— start EXERCISE DATA —

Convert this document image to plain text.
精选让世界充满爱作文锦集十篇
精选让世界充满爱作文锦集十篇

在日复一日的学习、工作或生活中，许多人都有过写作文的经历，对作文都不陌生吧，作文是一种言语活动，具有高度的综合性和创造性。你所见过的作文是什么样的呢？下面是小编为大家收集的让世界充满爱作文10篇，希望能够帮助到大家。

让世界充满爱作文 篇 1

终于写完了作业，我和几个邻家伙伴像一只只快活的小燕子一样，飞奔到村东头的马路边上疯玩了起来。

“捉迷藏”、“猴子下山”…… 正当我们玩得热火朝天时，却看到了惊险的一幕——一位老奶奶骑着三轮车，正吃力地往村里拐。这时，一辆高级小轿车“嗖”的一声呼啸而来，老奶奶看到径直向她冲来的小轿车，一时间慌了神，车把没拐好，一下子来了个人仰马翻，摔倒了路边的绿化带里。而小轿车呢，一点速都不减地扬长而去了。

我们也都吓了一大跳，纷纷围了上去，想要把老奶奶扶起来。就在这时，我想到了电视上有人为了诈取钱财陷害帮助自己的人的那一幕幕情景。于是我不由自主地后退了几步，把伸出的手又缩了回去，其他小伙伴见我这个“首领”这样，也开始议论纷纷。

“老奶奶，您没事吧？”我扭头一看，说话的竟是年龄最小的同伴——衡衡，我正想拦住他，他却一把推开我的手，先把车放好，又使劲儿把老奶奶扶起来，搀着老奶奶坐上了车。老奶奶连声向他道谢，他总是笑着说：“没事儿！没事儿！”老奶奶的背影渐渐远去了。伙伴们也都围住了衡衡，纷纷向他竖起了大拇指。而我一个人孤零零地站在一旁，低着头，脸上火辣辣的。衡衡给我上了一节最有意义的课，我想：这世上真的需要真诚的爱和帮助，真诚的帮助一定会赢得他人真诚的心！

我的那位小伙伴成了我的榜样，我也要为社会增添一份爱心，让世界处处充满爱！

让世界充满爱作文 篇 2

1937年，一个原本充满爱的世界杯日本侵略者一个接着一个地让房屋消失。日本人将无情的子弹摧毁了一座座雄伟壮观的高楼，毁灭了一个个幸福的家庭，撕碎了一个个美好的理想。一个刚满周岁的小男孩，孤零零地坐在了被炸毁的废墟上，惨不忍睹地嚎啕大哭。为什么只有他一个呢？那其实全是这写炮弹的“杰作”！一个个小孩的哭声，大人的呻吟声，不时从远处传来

— end EXERCISE DATA —

▶ [WORK REQUIRED]
Each record should come back exactly as written.

▶ [SOLUTION]
Convert this document image to plain text.
精选让世界充满爱作文锦集十篇
精选让世界充满爱作文锦集十篇

在日复一日的学习、工作或生活中，许多人都有过写作文的经历，对作文都不陌生吧，作文是一种言语活动，具有高度的综合性和创造性。你所见过的作文是什么样的呢？下面是小编为大家收集的让世界充满爱作文10篇，希望能够帮助到大家。

让世界充满爱作文 篇 1

终于写完了作业，我和几个邻家伙伴像一只只快活的小燕子一样，飞奔到村东头的马路边上疯玩了起来。

“捉迷藏”、“猴子下山”…… 正当我们玩得热火朝天时，却看到了惊险的一幕——一位老奶奶骑着三轮车，正吃力地往村里拐。这时，一辆高级小轿车“嗖”的一声呼啸而来，老奶奶看到径直向她冲来的小轿车，一时间慌了神，车把没拐好，一下子来了个人仰马翻，摔倒了路边的绿化带里。而小轿车呢，一点速都不减地扬长而去了。

我们也都吓了一大跳，纷纷围了上去，想要把老奶奶扶起来。就在这时，我想到了电视上有人为了诈取钱财陷害帮助自己的人的那一幕幕情景。于是我不由自主地后退了几步，把伸出的手又缩了回去，其他小伙伴见我这个“首领”这样，也开始议论纷纷。

“老奶奶，您没事吧？”我扭头一看，说话的竟是年龄最小的同伴——衡衡，我正想拦住他，他却一把推开我的手，先把车放好，又使劲儿把老奶奶扶起来，搀着老奶奶坐上了车。老奶奶连声向他道谢，他总是笑着说：“没事儿！没事儿！”老奶奶的背影渐渐远去了。伙伴们也都围住了衡衡，纷纷向他竖起了大拇指。而我一个人孤零零地站在一旁，低着头，脸上火辣辣的。衡衡给我上了一节最有意义的课，我想：这世上真的需要真诚的爱和帮助，真诚的帮助一定会赢得他人真诚的心！

我的那位小伙伴成了我的榜样，我也要为社会增添一份爱心，让世界处处充满爱！

让世界充满爱作文 篇 2

1937年，一个原本充满爱的世界杯日本侵略者一个接着一个地让房屋消失。日本人将无情的子弹摧毁了一座座雄伟壮观的高楼，毁灭了一个个幸福的家庭，撕碎了一个个美好的理想。一个刚满周岁的小男孩，孤零零地坐在了被炸毁的废墟上，惨不忍睹地嚎啕大哭。为什么只有他一个呢？那其实全是这写炮弹的“杰作”！一个个小孩的哭声，大人的呻吟声，不时从远处传来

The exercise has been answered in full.